THE PROBLEM. All of the data should be repeated exactly; pictures are not part of the copy.

MATERIAL FOR THIS TASK.
···
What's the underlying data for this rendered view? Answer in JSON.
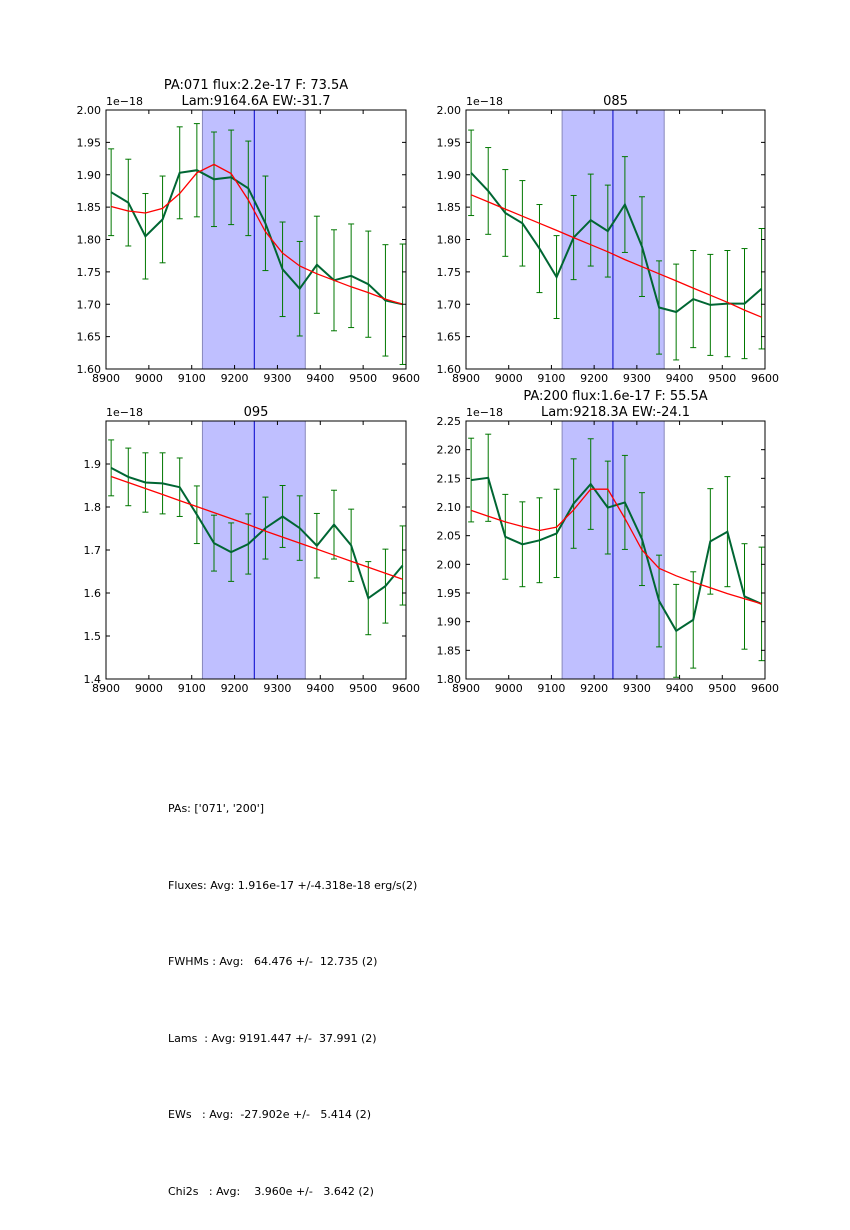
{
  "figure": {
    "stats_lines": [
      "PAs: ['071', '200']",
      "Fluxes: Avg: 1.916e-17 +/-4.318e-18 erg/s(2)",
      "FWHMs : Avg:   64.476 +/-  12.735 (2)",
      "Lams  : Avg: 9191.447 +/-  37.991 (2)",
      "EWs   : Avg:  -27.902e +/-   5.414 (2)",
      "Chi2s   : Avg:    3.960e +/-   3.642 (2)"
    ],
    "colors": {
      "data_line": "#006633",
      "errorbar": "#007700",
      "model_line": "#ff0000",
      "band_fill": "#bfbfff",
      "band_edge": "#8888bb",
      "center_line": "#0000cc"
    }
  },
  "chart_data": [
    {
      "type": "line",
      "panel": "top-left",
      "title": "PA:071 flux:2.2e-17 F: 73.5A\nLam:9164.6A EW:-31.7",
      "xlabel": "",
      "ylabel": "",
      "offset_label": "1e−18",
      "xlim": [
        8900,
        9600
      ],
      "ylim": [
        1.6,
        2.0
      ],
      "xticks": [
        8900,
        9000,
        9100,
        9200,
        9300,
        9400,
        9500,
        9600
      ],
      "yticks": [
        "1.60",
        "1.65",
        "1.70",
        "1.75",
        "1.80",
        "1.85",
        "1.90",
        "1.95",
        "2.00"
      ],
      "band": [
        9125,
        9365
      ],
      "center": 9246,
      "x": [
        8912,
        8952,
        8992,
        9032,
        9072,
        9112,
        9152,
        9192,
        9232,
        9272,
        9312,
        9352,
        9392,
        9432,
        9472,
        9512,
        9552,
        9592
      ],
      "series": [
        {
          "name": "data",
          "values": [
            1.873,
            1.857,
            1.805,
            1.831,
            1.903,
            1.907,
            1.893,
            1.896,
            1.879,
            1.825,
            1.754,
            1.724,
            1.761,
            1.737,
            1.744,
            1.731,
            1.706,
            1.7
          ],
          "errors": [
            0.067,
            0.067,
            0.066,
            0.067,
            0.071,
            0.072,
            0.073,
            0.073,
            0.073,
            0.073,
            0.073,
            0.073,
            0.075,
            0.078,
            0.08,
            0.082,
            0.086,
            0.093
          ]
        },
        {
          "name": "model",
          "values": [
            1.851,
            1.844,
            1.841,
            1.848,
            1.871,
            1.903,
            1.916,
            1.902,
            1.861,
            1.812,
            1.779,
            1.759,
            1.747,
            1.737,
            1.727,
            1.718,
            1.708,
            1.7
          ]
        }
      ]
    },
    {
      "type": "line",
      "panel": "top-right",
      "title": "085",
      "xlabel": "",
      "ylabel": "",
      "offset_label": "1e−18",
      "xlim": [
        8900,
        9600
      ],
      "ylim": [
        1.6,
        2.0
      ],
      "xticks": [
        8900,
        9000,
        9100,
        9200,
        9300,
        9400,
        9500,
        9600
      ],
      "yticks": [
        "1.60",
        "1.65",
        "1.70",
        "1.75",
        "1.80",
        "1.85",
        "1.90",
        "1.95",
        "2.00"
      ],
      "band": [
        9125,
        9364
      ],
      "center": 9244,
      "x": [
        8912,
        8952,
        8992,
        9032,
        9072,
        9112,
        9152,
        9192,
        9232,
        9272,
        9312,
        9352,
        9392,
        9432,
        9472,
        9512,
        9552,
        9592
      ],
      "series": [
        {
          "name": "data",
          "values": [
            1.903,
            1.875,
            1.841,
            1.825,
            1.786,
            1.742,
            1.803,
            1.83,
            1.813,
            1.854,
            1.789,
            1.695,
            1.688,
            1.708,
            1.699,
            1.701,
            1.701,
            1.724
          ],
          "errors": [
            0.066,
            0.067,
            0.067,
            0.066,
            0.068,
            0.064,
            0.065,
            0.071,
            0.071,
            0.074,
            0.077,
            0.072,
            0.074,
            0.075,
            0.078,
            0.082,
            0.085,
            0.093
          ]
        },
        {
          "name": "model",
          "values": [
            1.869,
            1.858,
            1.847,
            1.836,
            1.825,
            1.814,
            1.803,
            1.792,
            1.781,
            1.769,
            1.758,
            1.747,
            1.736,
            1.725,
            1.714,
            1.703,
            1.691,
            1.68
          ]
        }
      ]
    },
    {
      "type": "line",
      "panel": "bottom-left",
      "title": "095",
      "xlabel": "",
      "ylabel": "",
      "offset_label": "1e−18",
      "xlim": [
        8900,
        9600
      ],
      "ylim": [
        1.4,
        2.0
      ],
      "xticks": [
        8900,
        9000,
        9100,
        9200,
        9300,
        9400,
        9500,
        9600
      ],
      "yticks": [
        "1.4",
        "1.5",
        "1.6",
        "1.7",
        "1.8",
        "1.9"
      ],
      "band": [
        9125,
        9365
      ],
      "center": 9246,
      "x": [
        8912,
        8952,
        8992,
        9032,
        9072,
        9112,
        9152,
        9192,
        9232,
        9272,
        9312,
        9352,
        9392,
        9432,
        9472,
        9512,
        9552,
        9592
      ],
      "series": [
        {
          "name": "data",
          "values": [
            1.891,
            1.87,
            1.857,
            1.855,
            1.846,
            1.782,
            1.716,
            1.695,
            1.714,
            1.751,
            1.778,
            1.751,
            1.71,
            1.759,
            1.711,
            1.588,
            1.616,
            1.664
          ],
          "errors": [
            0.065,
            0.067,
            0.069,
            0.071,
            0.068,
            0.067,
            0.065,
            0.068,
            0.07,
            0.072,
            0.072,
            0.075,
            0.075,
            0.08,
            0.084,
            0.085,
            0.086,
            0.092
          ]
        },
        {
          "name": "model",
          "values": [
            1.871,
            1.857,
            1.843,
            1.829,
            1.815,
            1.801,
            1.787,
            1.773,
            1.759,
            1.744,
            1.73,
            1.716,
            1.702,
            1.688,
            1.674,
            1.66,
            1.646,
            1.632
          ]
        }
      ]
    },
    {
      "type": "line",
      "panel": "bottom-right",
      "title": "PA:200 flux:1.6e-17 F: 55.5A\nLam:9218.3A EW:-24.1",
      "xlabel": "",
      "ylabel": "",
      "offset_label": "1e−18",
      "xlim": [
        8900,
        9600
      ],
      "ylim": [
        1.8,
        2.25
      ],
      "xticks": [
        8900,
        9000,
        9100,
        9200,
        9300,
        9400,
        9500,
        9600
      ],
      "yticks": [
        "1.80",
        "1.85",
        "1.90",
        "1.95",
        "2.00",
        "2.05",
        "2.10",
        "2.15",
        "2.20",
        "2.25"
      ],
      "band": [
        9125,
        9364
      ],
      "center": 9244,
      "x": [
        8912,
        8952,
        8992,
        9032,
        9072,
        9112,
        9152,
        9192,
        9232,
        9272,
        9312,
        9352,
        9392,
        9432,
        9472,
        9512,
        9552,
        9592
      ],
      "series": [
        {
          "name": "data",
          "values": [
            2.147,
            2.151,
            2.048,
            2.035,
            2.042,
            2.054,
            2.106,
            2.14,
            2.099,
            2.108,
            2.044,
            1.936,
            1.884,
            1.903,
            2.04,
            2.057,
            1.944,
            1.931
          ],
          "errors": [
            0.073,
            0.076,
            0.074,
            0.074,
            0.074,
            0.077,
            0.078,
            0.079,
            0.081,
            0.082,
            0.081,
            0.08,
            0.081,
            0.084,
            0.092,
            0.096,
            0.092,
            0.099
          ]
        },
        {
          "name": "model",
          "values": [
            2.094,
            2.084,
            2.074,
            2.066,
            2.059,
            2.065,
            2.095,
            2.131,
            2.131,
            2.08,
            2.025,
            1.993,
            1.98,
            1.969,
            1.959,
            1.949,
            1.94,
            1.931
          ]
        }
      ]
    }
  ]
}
···
RESULT OF THIS TASK.
What's the underlying data for this rendered view? Answer in JSON.
{
  "figure": {
    "stats_lines": [
      "PAs: ['071', '200']",
      "Fluxes: Avg: 1.916e-17 +/-4.318e-18 erg/s(2)",
      "FWHMs : Avg:   64.476 +/-  12.735 (2)",
      "Lams  : Avg: 9191.447 +/-  37.991 (2)",
      "EWs   : Avg:  -27.902e +/-   5.414 (2)",
      "Chi2s   : Avg:    3.960e +/-   3.642 (2)"
    ],
    "colors": {
      "data_line": "#006633",
      "errorbar": "#007700",
      "model_line": "#ff0000",
      "band_fill": "#bfbfff",
      "band_edge": "#8888bb",
      "center_line": "#0000cc"
    }
  },
  "chart_data": [
    {
      "type": "line",
      "panel": "top-left",
      "title": "PA:071 flux:2.2e-17 F: 73.5A\nLam:9164.6A EW:-31.7",
      "xlabel": "",
      "ylabel": "",
      "offset_label": "1e−18",
      "xlim": [
        8900,
        9600
      ],
      "ylim": [
        1.6,
        2.0
      ],
      "xticks": [
        8900,
        9000,
        9100,
        9200,
        9300,
        9400,
        9500,
        9600
      ],
      "yticks": [
        "1.60",
        "1.65",
        "1.70",
        "1.75",
        "1.80",
        "1.85",
        "1.90",
        "1.95",
        "2.00"
      ],
      "band": [
        9125,
        9365
      ],
      "center": 9246,
      "x": [
        8912,
        8952,
        8992,
        9032,
        9072,
        9112,
        9152,
        9192,
        9232,
        9272,
        9312,
        9352,
        9392,
        9432,
        9472,
        9512,
        9552,
        9592
      ],
      "series": [
        {
          "name": "data",
          "values": [
            1.873,
            1.857,
            1.805,
            1.831,
            1.903,
            1.907,
            1.893,
            1.896,
            1.879,
            1.825,
            1.754,
            1.724,
            1.761,
            1.737,
            1.744,
            1.731,
            1.706,
            1.7
          ],
          "errors": [
            0.067,
            0.067,
            0.066,
            0.067,
            0.071,
            0.072,
            0.073,
            0.073,
            0.073,
            0.073,
            0.073,
            0.073,
            0.075,
            0.078,
            0.08,
            0.082,
            0.086,
            0.093
          ]
        },
        {
          "name": "model",
          "values": [
            1.851,
            1.844,
            1.841,
            1.848,
            1.871,
            1.903,
            1.916,
            1.902,
            1.861,
            1.812,
            1.779,
            1.759,
            1.747,
            1.737,
            1.727,
            1.718,
            1.708,
            1.7
          ]
        }
      ]
    },
    {
      "type": "line",
      "panel": "top-right",
      "title": "085",
      "xlabel": "",
      "ylabel": "",
      "offset_label": "1e−18",
      "xlim": [
        8900,
        9600
      ],
      "ylim": [
        1.6,
        2.0
      ],
      "xticks": [
        8900,
        9000,
        9100,
        9200,
        9300,
        9400,
        9500,
        9600
      ],
      "yticks": [
        "1.60",
        "1.65",
        "1.70",
        "1.75",
        "1.80",
        "1.85",
        "1.90",
        "1.95",
        "2.00"
      ],
      "band": [
        9125,
        9364
      ],
      "center": 9244,
      "x": [
        8912,
        8952,
        8992,
        9032,
        9072,
        9112,
        9152,
        9192,
        9232,
        9272,
        9312,
        9352,
        9392,
        9432,
        9472,
        9512,
        9552,
        9592
      ],
      "series": [
        {
          "name": "data",
          "values": [
            1.903,
            1.875,
            1.841,
            1.825,
            1.786,
            1.742,
            1.803,
            1.83,
            1.813,
            1.854,
            1.789,
            1.695,
            1.688,
            1.708,
            1.699,
            1.701,
            1.701,
            1.724
          ],
          "errors": [
            0.066,
            0.067,
            0.067,
            0.066,
            0.068,
            0.064,
            0.065,
            0.071,
            0.071,
            0.074,
            0.077,
            0.072,
            0.074,
            0.075,
            0.078,
            0.082,
            0.085,
            0.093
          ]
        },
        {
          "name": "model",
          "values": [
            1.869,
            1.858,
            1.847,
            1.836,
            1.825,
            1.814,
            1.803,
            1.792,
            1.781,
            1.769,
            1.758,
            1.747,
            1.736,
            1.725,
            1.714,
            1.703,
            1.691,
            1.68
          ]
        }
      ]
    },
    {
      "type": "line",
      "panel": "bottom-left",
      "title": "095",
      "xlabel": "",
      "ylabel": "",
      "offset_label": "1e−18",
      "xlim": [
        8900,
        9600
      ],
      "ylim": [
        1.4,
        2.0
      ],
      "xticks": [
        8900,
        9000,
        9100,
        9200,
        9300,
        9400,
        9500,
        9600
      ],
      "yticks": [
        "1.4",
        "1.5",
        "1.6",
        "1.7",
        "1.8",
        "1.9"
      ],
      "band": [
        9125,
        9365
      ],
      "center": 9246,
      "x": [
        8912,
        8952,
        8992,
        9032,
        9072,
        9112,
        9152,
        9192,
        9232,
        9272,
        9312,
        9352,
        9392,
        9432,
        9472,
        9512,
        9552,
        9592
      ],
      "series": [
        {
          "name": "data",
          "values": [
            1.891,
            1.87,
            1.857,
            1.855,
            1.846,
            1.782,
            1.716,
            1.695,
            1.714,
            1.751,
            1.778,
            1.751,
            1.71,
            1.759,
            1.711,
            1.588,
            1.616,
            1.664
          ],
          "errors": [
            0.065,
            0.067,
            0.069,
            0.071,
            0.068,
            0.067,
            0.065,
            0.068,
            0.07,
            0.072,
            0.072,
            0.075,
            0.075,
            0.08,
            0.084,
            0.085,
            0.086,
            0.092
          ]
        },
        {
          "name": "model",
          "values": [
            1.871,
            1.857,
            1.843,
            1.829,
            1.815,
            1.801,
            1.787,
            1.773,
            1.759,
            1.744,
            1.73,
            1.716,
            1.702,
            1.688,
            1.674,
            1.66,
            1.646,
            1.632
          ]
        }
      ]
    },
    {
      "type": "line",
      "panel": "bottom-right",
      "title": "PA:200 flux:1.6e-17 F: 55.5A\nLam:9218.3A EW:-24.1",
      "xlabel": "",
      "ylabel": "",
      "offset_label": "1e−18",
      "xlim": [
        8900,
        9600
      ],
      "ylim": [
        1.8,
        2.25
      ],
      "xticks": [
        8900,
        9000,
        9100,
        9200,
        9300,
        9400,
        9500,
        9600
      ],
      "yticks": [
        "1.80",
        "1.85",
        "1.90",
        "1.95",
        "2.00",
        "2.05",
        "2.10",
        "2.15",
        "2.20",
        "2.25"
      ],
      "band": [
        9125,
        9364
      ],
      "center": 9244,
      "x": [
        8912,
        8952,
        8992,
        9032,
        9072,
        9112,
        9152,
        9192,
        9232,
        9272,
        9312,
        9352,
        9392,
        9432,
        9472,
        9512,
        9552,
        9592
      ],
      "series": [
        {
          "name": "data",
          "values": [
            2.147,
            2.151,
            2.048,
            2.035,
            2.042,
            2.054,
            2.106,
            2.14,
            2.099,
            2.108,
            2.044,
            1.936,
            1.884,
            1.903,
            2.04,
            2.057,
            1.944,
            1.931
          ],
          "errors": [
            0.073,
            0.076,
            0.074,
            0.074,
            0.074,
            0.077,
            0.078,
            0.079,
            0.081,
            0.082,
            0.081,
            0.08,
            0.081,
            0.084,
            0.092,
            0.096,
            0.092,
            0.099
          ]
        },
        {
          "name": "model",
          "values": [
            2.094,
            2.084,
            2.074,
            2.066,
            2.059,
            2.065,
            2.095,
            2.131,
            2.131,
            2.08,
            2.025,
            1.993,
            1.98,
            1.969,
            1.959,
            1.949,
            1.94,
            1.931
          ]
        }
      ]
    }
  ]
}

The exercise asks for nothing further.